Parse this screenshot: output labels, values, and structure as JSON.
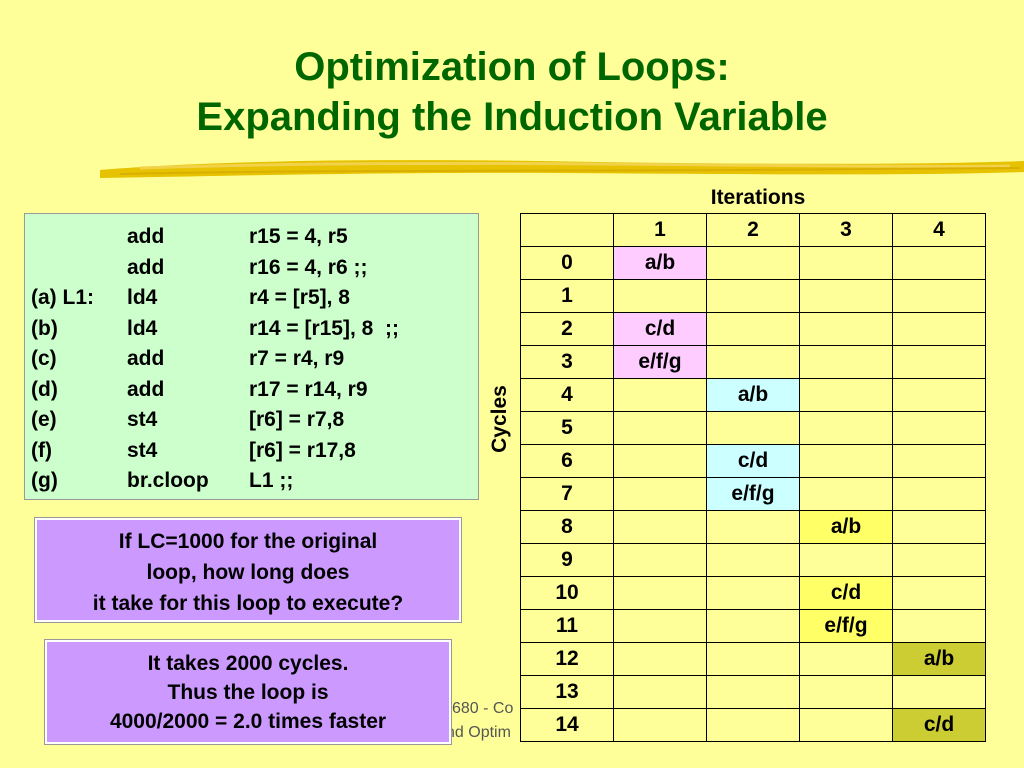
{
  "title": {
    "line1": "Optimization of Loops:",
    "line2": "Expanding the Induction Variable"
  },
  "code": [
    {
      "label": "",
      "op": "add",
      "args": "r15 = 4, r5"
    },
    {
      "label": "",
      "op": "add",
      "args": "r16 = 4, r6 ;;"
    },
    {
      "label": "(a) L1:",
      "op": "ld4",
      "args": "r4 = [r5], 8"
    },
    {
      "label": "(b)",
      "op": "ld4",
      "args": "r14 = [r15], 8  ;;"
    },
    {
      "label": "(c)",
      "op": "add",
      "args": "r7 = r4, r9"
    },
    {
      "label": "(d)",
      "op": "add",
      "args": "r17 = r14, r9"
    },
    {
      "label": "(e)",
      "op": "st4",
      "args": "[r6] = r7,8"
    },
    {
      "label": "(f)",
      "op": "st4",
      "args": "[r6] = r17,8"
    },
    {
      "label": "(g)",
      "op": "br.cloop",
      "args": "L1 ;;"
    }
  ],
  "question": {
    "line1": "If LC=1000 for the original",
    "line2": "loop, how long does",
    "line3": "it take for this loop to execute?"
  },
  "answer": {
    "line1": "It takes 2000 cycles.",
    "line2": "Thus the loop is",
    "line3": "4000/2000 = 2.0 times faster"
  },
  "footer": {
    "frag1": "680 - Co",
    "frag2": "nd Optim"
  },
  "grid": {
    "title": "Iterations",
    "axis_label": "Cycles",
    "columns": [
      "1",
      "2",
      "3",
      "4"
    ],
    "rows": [
      {
        "cycle": "0",
        "cells": [
          "a/b",
          "",
          "",
          ""
        ]
      },
      {
        "cycle": "1",
        "cells": [
          "",
          "",
          "",
          ""
        ]
      },
      {
        "cycle": "2",
        "cells": [
          "c/d",
          "",
          "",
          ""
        ]
      },
      {
        "cycle": "3",
        "cells": [
          "e/f/g",
          "",
          "",
          ""
        ]
      },
      {
        "cycle": "4",
        "cells": [
          "",
          "a/b",
          "",
          ""
        ]
      },
      {
        "cycle": "5",
        "cells": [
          "",
          "",
          "",
          ""
        ]
      },
      {
        "cycle": "6",
        "cells": [
          "",
          "c/d",
          "",
          ""
        ]
      },
      {
        "cycle": "7",
        "cells": [
          "",
          "e/f/g",
          "",
          ""
        ]
      },
      {
        "cycle": "8",
        "cells": [
          "",
          "",
          "a/b",
          ""
        ]
      },
      {
        "cycle": "9",
        "cells": [
          "",
          "",
          "",
          ""
        ]
      },
      {
        "cycle": "10",
        "cells": [
          "",
          "",
          "c/d",
          ""
        ]
      },
      {
        "cycle": "11",
        "cells": [
          "",
          "",
          "e/f/g",
          ""
        ]
      },
      {
        "cycle": "12",
        "cells": [
          "",
          "",
          "",
          "a/b"
        ]
      },
      {
        "cycle": "13",
        "cells": [
          "",
          "",
          "",
          ""
        ]
      },
      {
        "cycle": "14",
        "cells": [
          "",
          "",
          "",
          "c/d"
        ]
      }
    ],
    "iteration_colors": [
      "#ffccff",
      "#ccffff",
      "#ffff66",
      "#cccc33"
    ]
  },
  "colors": {
    "background": "#ffff99",
    "title": "#006600",
    "code_box": "#ccffcc",
    "question_box": "#cc99ff"
  }
}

○ ○ ○ ○

→ **WRITTEN TASK**: Reproduce all of the material exactly, apart from the pictures.

→ **CORRECT RESULT**:
Parse this screenshot: output labels, values, and structure as JSON.
{
  "title": {
    "line1": "Optimization of Loops:",
    "line2": "Expanding the Induction Variable"
  },
  "code": [
    {
      "label": "",
      "op": "add",
      "args": "r15 = 4, r5"
    },
    {
      "label": "",
      "op": "add",
      "args": "r16 = 4, r6 ;;"
    },
    {
      "label": "(a) L1:",
      "op": "ld4",
      "args": "r4 = [r5], 8"
    },
    {
      "label": "(b)",
      "op": "ld4",
      "args": "r14 = [r15], 8  ;;"
    },
    {
      "label": "(c)",
      "op": "add",
      "args": "r7 = r4, r9"
    },
    {
      "label": "(d)",
      "op": "add",
      "args": "r17 = r14, r9"
    },
    {
      "label": "(e)",
      "op": "st4",
      "args": "[r6] = r7,8"
    },
    {
      "label": "(f)",
      "op": "st4",
      "args": "[r6] = r17,8"
    },
    {
      "label": "(g)",
      "op": "br.cloop",
      "args": "L1 ;;"
    }
  ],
  "question": {
    "line1": "If LC=1000 for the original",
    "line2": "loop, how long does",
    "line3": "it take for this loop to execute?"
  },
  "answer": {
    "line1": "It takes 2000 cycles.",
    "line2": "Thus the loop is",
    "line3": "4000/2000 = 2.0 times faster"
  },
  "footer": {
    "frag1": "680 - Co",
    "frag2": "nd Optim"
  },
  "grid": {
    "title": "Iterations",
    "axis_label": "Cycles",
    "columns": [
      "1",
      "2",
      "3",
      "4"
    ],
    "rows": [
      {
        "cycle": "0",
        "cells": [
          "a/b",
          "",
          "",
          ""
        ]
      },
      {
        "cycle": "1",
        "cells": [
          "",
          "",
          "",
          ""
        ]
      },
      {
        "cycle": "2",
        "cells": [
          "c/d",
          "",
          "",
          ""
        ]
      },
      {
        "cycle": "3",
        "cells": [
          "e/f/g",
          "",
          "",
          ""
        ]
      },
      {
        "cycle": "4",
        "cells": [
          "",
          "a/b",
          "",
          ""
        ]
      },
      {
        "cycle": "5",
        "cells": [
          "",
          "",
          "",
          ""
        ]
      },
      {
        "cycle": "6",
        "cells": [
          "",
          "c/d",
          "",
          ""
        ]
      },
      {
        "cycle": "7",
        "cells": [
          "",
          "e/f/g",
          "",
          ""
        ]
      },
      {
        "cycle": "8",
        "cells": [
          "",
          "",
          "a/b",
          ""
        ]
      },
      {
        "cycle": "9",
        "cells": [
          "",
          "",
          "",
          ""
        ]
      },
      {
        "cycle": "10",
        "cells": [
          "",
          "",
          "c/d",
          ""
        ]
      },
      {
        "cycle": "11",
        "cells": [
          "",
          "",
          "e/f/g",
          ""
        ]
      },
      {
        "cycle": "12",
        "cells": [
          "",
          "",
          "",
          "a/b"
        ]
      },
      {
        "cycle": "13",
        "cells": [
          "",
          "",
          "",
          ""
        ]
      },
      {
        "cycle": "14",
        "cells": [
          "",
          "",
          "",
          "c/d"
        ]
      }
    ],
    "iteration_colors": [
      "#ffccff",
      "#ccffff",
      "#ffff66",
      "#cccc33"
    ]
  },
  "colors": {
    "background": "#ffff99",
    "title": "#006600",
    "code_box": "#ccffcc",
    "question_box": "#cc99ff"
  }
}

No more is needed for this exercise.